[CHALLENGE]: Reply with one number: the count of lines in the data that hold the string "responses".

═══ DATA PROVIDED ═══

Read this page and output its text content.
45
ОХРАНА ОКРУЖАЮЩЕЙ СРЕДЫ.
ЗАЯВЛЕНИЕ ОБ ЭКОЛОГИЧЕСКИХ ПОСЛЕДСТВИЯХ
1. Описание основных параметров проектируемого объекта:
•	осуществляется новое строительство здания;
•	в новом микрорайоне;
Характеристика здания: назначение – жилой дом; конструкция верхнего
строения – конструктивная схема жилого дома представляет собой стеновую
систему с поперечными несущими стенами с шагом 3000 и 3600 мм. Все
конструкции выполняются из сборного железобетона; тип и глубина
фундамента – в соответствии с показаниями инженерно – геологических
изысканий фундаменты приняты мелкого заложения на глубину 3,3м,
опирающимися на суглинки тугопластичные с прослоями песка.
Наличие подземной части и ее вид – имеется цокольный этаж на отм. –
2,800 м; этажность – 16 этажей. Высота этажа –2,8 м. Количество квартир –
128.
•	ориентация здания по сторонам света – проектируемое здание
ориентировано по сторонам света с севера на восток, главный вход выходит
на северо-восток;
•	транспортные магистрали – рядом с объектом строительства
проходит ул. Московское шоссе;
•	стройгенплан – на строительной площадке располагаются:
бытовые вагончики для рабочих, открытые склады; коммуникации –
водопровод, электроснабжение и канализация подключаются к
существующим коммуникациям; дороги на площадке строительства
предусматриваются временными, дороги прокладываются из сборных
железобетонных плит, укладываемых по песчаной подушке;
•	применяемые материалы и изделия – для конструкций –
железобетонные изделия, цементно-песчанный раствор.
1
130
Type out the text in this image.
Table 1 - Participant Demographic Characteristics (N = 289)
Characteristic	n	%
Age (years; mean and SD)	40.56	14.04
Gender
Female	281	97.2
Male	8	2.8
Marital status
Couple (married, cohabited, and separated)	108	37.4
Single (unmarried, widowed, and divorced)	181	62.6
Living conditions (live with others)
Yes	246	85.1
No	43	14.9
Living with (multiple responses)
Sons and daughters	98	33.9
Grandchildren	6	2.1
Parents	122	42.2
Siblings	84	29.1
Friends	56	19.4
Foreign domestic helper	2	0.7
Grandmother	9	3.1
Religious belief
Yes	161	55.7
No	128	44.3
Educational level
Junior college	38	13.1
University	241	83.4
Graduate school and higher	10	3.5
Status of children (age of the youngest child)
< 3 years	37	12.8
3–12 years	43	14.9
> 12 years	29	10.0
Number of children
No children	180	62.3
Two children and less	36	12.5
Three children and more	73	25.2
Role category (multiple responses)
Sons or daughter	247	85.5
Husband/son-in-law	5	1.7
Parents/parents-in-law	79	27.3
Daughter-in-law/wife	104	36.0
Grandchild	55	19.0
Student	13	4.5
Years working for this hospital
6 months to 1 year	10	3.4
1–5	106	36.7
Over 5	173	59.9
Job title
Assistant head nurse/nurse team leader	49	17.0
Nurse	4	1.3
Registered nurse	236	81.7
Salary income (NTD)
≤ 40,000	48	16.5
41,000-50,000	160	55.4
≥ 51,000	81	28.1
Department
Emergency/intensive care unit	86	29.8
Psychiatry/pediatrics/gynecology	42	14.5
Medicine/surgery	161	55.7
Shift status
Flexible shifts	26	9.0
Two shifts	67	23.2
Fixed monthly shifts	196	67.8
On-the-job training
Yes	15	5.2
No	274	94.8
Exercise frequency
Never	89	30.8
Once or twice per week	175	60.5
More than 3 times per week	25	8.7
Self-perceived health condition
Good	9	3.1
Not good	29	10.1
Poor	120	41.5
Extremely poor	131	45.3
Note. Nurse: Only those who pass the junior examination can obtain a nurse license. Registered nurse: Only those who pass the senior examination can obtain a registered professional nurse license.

═══

[REPLY TO THE TASK]: 2